:: Instructions for the task ::
Search the records for "романа" and copy each line that holds it.
--- begin Entries shown ---
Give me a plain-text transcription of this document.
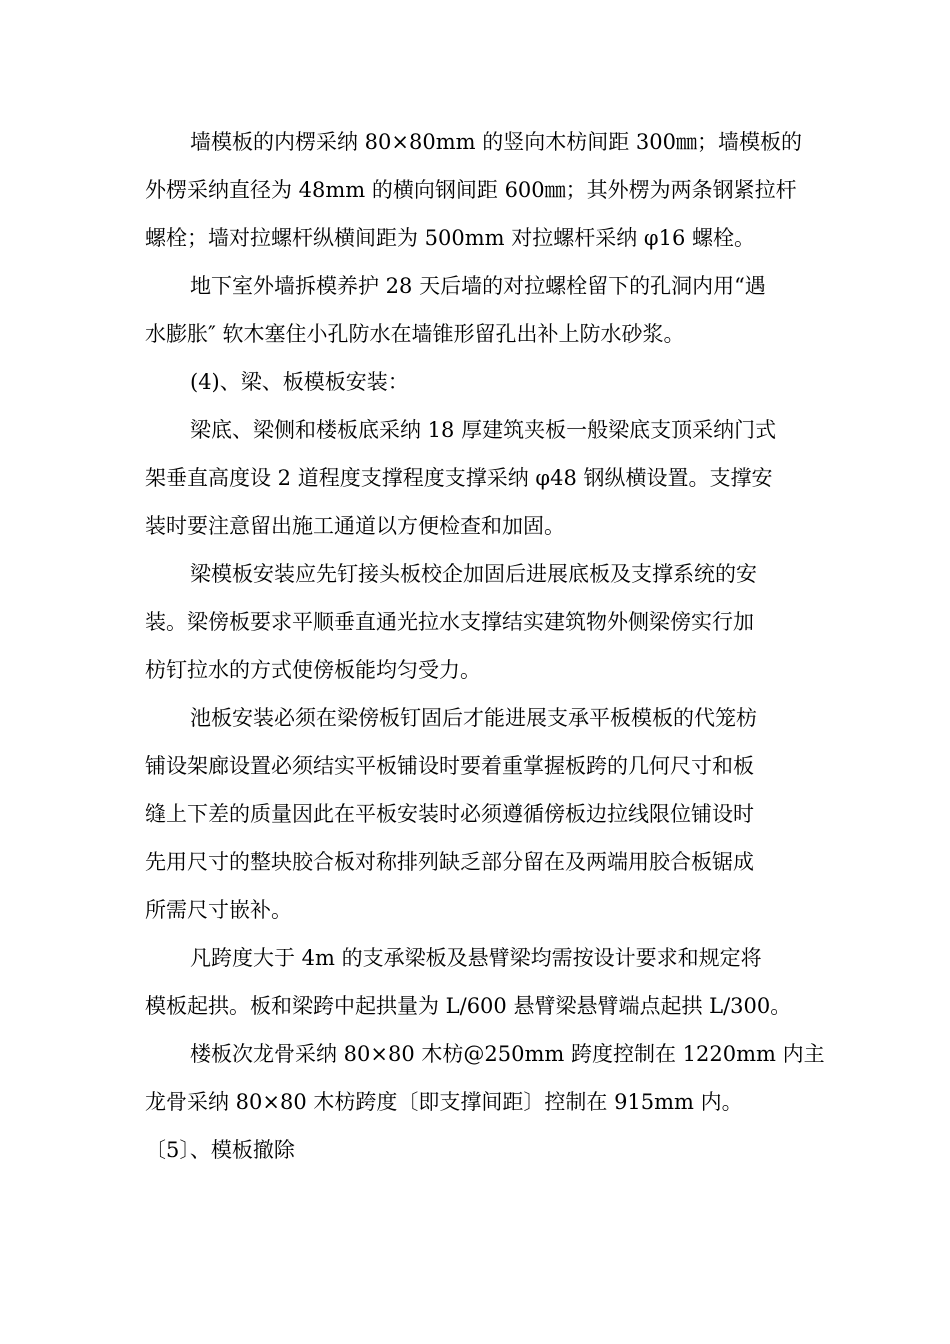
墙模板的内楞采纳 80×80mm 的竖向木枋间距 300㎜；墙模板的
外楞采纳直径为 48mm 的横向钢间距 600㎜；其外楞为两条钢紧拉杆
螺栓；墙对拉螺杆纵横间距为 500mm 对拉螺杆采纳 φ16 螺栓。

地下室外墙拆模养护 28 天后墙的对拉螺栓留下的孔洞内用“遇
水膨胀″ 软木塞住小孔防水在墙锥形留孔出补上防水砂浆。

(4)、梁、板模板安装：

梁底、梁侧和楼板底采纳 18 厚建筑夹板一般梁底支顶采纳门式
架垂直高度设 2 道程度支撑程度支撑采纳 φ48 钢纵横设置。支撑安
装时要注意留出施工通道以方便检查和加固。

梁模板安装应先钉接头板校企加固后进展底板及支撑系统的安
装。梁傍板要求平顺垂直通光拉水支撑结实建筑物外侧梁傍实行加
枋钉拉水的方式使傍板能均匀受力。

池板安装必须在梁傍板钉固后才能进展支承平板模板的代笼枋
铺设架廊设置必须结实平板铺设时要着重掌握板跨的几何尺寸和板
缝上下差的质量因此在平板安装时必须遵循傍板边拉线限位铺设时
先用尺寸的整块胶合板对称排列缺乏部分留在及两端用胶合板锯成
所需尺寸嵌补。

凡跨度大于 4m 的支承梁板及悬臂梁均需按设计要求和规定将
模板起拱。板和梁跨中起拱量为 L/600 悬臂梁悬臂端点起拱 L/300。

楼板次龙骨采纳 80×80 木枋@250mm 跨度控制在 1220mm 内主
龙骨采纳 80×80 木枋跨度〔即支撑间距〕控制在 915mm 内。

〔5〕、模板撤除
--- end Entries shown ---
--- begin Entries shown ---
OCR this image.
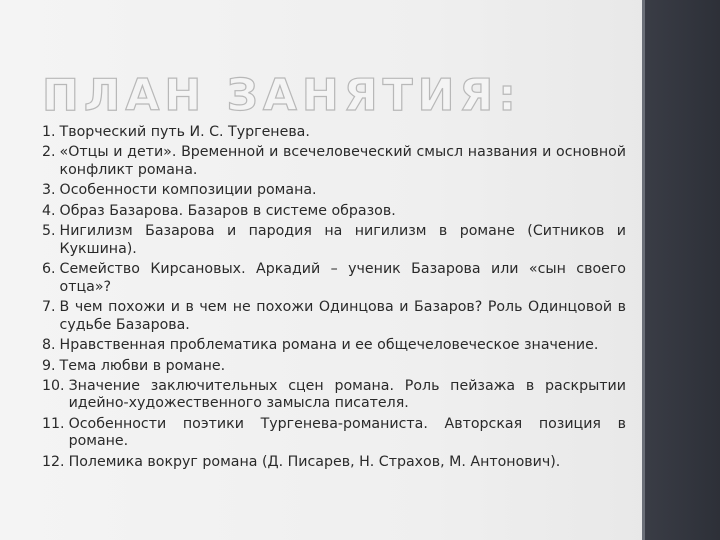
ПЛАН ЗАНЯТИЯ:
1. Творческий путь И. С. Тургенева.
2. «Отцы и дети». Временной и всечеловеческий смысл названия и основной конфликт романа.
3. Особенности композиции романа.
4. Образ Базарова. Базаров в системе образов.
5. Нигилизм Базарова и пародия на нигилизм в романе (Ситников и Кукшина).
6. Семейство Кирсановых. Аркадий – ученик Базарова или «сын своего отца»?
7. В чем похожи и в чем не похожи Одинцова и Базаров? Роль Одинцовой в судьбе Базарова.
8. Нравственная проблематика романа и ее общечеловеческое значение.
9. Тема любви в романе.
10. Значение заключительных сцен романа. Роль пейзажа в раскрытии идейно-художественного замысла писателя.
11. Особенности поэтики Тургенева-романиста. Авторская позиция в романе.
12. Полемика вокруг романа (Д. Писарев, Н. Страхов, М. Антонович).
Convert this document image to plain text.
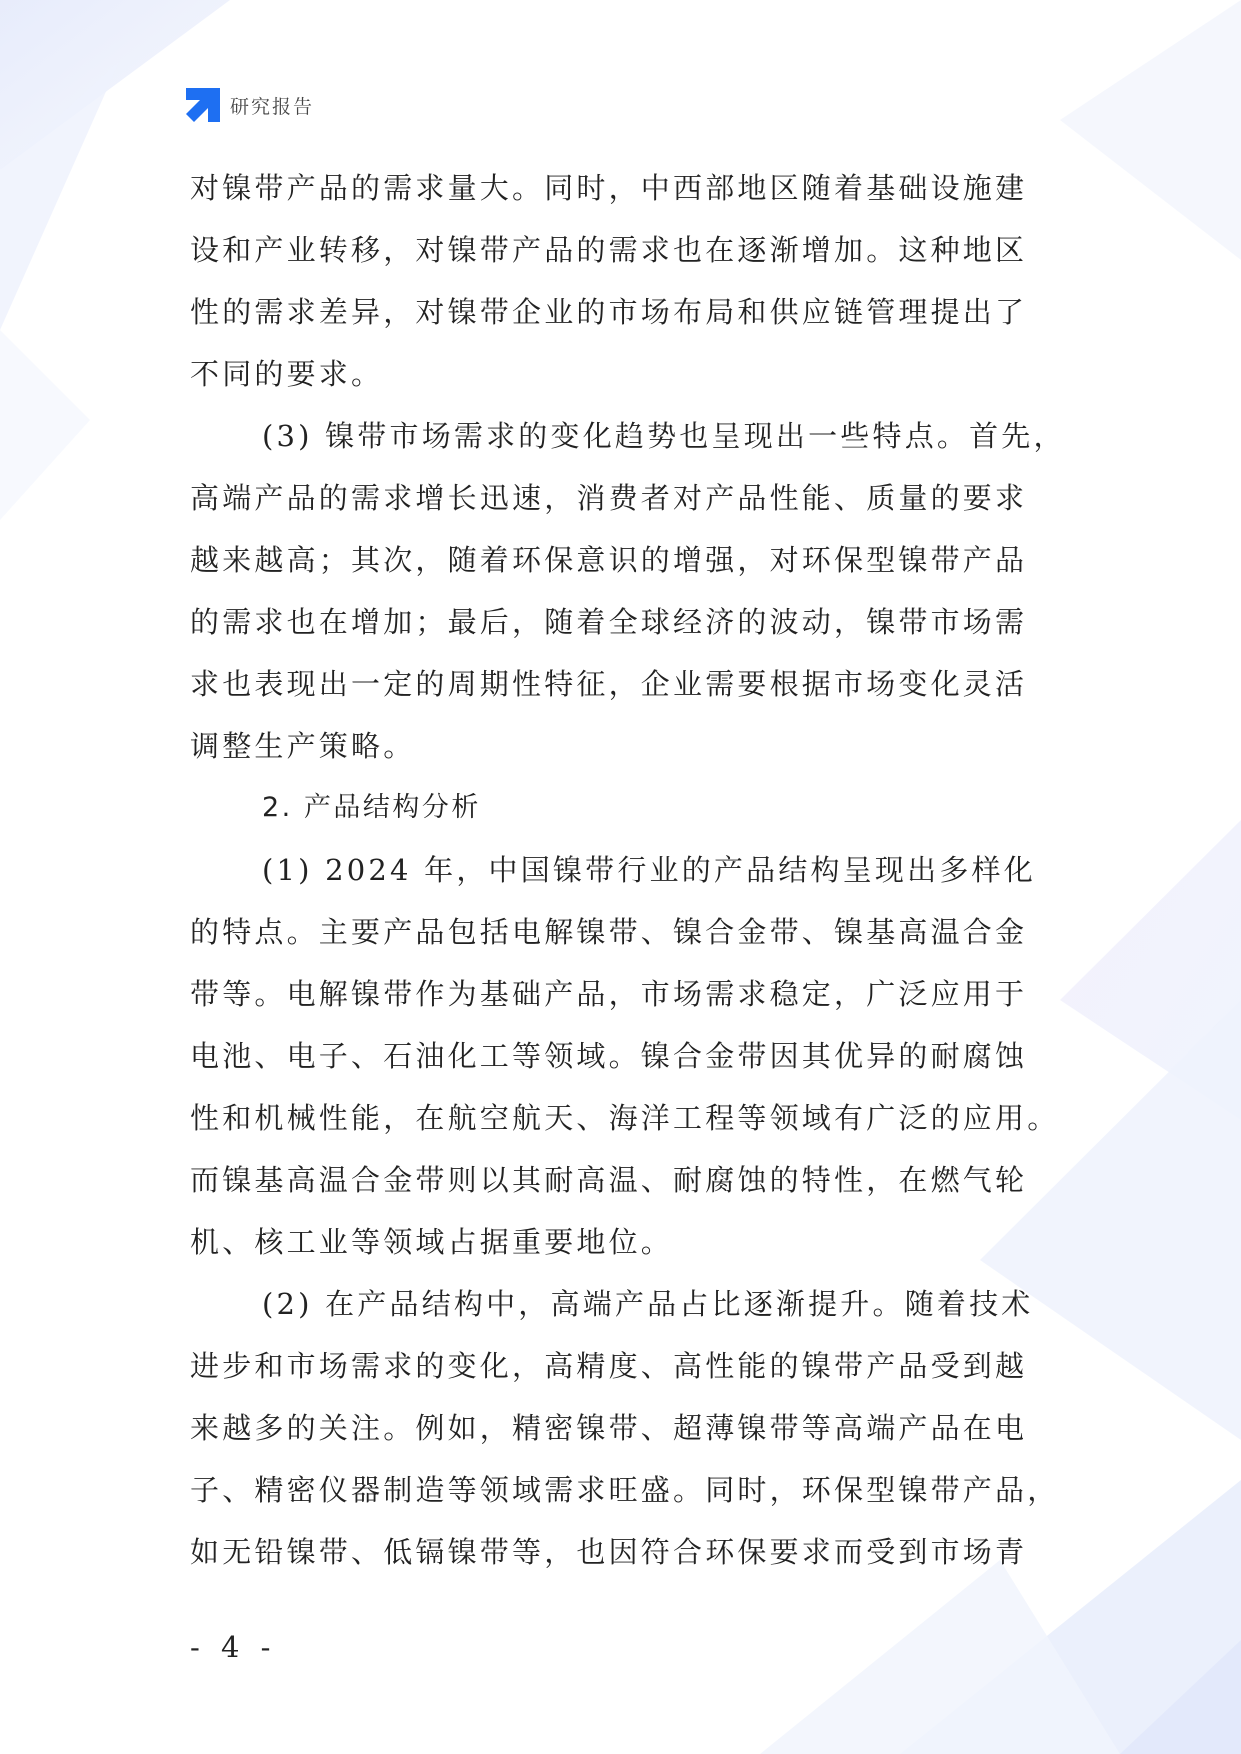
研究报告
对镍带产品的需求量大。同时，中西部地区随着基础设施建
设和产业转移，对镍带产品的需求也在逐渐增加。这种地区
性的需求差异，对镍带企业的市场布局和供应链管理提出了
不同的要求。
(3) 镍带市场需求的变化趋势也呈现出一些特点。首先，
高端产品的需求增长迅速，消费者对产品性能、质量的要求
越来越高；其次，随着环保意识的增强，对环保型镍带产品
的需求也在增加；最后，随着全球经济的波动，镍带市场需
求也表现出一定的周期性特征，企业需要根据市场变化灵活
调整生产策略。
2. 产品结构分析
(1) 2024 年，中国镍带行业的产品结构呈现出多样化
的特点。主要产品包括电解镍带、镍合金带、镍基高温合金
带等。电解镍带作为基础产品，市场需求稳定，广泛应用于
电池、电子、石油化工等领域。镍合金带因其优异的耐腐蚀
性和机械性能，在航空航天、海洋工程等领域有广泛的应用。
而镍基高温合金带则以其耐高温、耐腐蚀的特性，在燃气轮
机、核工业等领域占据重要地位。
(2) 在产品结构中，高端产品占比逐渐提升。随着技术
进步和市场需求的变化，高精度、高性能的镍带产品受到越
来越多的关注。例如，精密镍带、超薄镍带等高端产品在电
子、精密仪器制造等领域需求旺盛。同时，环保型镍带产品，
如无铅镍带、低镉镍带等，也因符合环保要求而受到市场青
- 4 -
--- end Entries shown ---
--- begin Entries shown ---
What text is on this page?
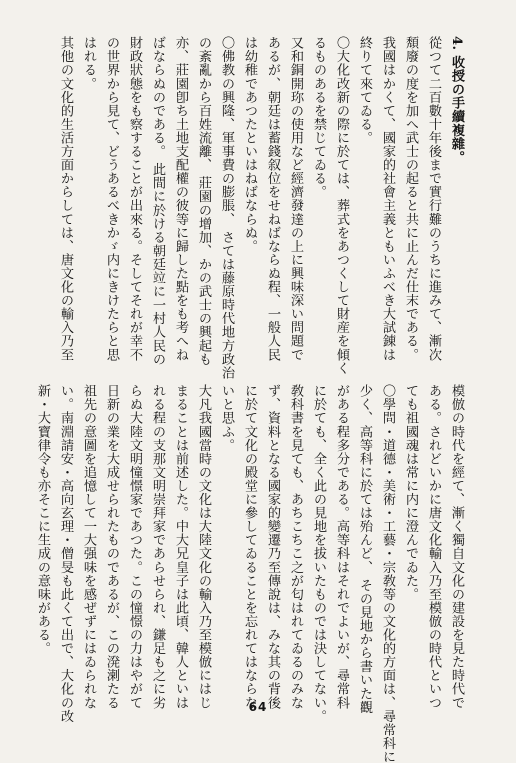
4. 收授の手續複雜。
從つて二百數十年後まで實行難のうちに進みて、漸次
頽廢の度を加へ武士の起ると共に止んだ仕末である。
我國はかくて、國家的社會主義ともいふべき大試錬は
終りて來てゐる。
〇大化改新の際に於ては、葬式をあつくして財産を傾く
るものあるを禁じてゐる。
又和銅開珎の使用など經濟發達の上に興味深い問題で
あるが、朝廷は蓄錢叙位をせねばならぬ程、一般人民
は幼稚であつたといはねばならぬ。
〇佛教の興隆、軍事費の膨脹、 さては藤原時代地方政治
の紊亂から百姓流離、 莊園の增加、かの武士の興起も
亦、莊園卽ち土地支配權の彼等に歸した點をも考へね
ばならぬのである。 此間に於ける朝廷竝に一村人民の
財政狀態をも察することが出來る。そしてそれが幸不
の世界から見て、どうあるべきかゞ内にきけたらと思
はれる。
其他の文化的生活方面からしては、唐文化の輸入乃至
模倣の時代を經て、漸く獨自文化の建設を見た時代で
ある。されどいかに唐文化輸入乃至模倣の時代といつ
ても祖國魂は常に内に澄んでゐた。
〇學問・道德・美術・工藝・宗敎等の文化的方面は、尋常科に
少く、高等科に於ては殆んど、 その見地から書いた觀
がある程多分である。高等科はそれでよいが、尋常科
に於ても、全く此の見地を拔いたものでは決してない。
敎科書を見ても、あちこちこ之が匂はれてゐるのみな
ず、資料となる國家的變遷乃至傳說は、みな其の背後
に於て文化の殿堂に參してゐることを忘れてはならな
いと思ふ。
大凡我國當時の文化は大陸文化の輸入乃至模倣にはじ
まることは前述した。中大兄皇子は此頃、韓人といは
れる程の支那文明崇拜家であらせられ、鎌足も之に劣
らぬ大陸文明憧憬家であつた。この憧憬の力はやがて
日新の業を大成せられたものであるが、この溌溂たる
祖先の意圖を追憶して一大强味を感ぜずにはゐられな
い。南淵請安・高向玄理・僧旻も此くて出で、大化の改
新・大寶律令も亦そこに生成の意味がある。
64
--- end Entries shown ---
:: Exercise response ::
2. «Отцы и дети». Временной и всечеловеческий смысл названия и основной конфликт романа.
3. Особенности композиции романа.
8. Нравственная проблематика романа и ее общечеловеческое значение.
10. Значение заключительных сцен романа. Роль пейзажа в раскрытии идейно-художественного замысла писателя.
12. Полемика вокруг романа (Д. Писарев, Н. Страхов, М. Антонович).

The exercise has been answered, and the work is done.